# Prompt
Copy every line of the data that contains the string "structure".

───── Task data ─────

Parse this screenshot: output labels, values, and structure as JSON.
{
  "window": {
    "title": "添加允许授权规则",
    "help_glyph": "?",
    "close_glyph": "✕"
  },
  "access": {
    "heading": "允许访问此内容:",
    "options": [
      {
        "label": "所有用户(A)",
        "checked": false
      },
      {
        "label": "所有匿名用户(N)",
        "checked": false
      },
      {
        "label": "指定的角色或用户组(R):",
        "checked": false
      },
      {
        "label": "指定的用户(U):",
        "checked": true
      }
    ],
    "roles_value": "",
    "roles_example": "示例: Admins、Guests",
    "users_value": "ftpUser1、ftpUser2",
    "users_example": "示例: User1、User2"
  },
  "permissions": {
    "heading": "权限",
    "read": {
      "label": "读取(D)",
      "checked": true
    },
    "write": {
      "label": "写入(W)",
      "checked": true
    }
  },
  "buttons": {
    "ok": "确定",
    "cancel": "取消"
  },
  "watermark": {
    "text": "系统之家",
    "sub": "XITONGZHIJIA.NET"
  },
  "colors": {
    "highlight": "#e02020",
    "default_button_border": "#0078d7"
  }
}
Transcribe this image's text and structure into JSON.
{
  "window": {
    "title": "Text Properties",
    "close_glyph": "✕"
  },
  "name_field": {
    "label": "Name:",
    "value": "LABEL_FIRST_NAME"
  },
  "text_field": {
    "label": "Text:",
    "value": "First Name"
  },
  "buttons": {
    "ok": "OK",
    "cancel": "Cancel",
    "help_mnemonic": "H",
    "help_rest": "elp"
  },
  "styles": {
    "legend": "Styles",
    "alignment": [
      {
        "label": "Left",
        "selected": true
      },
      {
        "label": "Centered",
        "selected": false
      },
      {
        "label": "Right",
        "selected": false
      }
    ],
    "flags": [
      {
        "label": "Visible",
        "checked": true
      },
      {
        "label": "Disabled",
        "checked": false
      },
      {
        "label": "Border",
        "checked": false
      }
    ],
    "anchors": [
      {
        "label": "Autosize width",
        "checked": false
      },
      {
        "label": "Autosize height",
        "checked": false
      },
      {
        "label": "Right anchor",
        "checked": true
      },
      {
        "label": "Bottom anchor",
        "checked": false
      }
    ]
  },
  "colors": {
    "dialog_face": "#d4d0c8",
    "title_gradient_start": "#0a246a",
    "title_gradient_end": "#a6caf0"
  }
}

─────

# Answer for this exercise
Parse this screenshot: output labels, values, and structure as JSON.
Transcribe this image's text and structure into JSON.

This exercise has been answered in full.